# TASK DETAILS
Copy every line in which the string "阅读图文" occurs.

# MATERIAL SUPPLIED
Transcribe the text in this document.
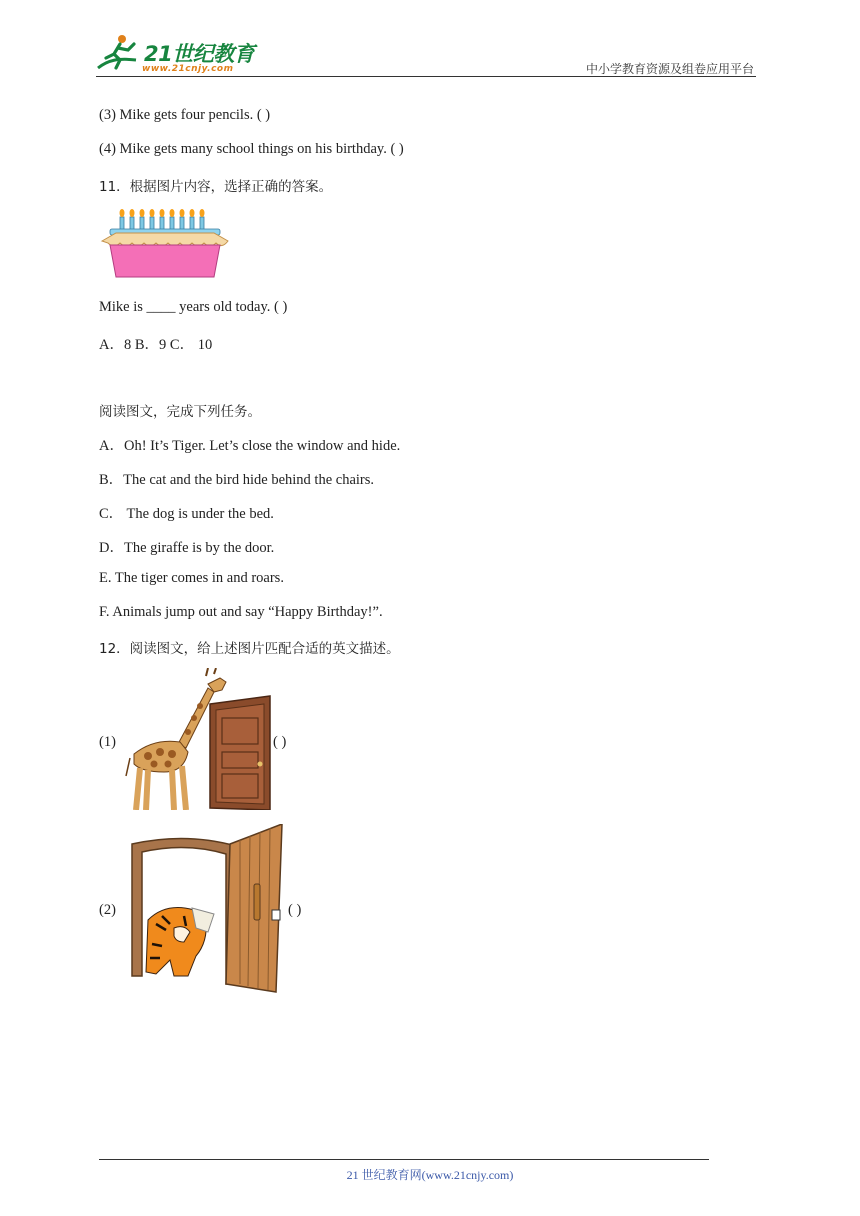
21世纪教育
www.21cnjy.com	中小学教育资源及组卷应用平台
(3) Mike gets four pencils. ( )
(4) Mike gets many school things on his birthday. ( )
11．根据图片内容，选择正确的答案。
Mike is ____ years old today. ( )
A．8 B．9 C． 10
阅读图文，完成下列任务。
A．Oh! It’s Tiger. Let’s close the window and hide.
B．The cat and the bird hide behind the chairs.
C． The dog is under the bed.
D．The giraffe is by the door.
E. The tiger comes in and roars.
F. Animals jump out and say “Happy Birthday!”.
12．阅读图文，给上述图片匹配合适的英文描述。
(1)	( )
(2)	( )
21 世纪教育网(www.21cnjy.com)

# RESPONSE TO THE TASK
阅读图文，完成下列任务。
12．阅读图文，给上述图片匹配合适的英文描述。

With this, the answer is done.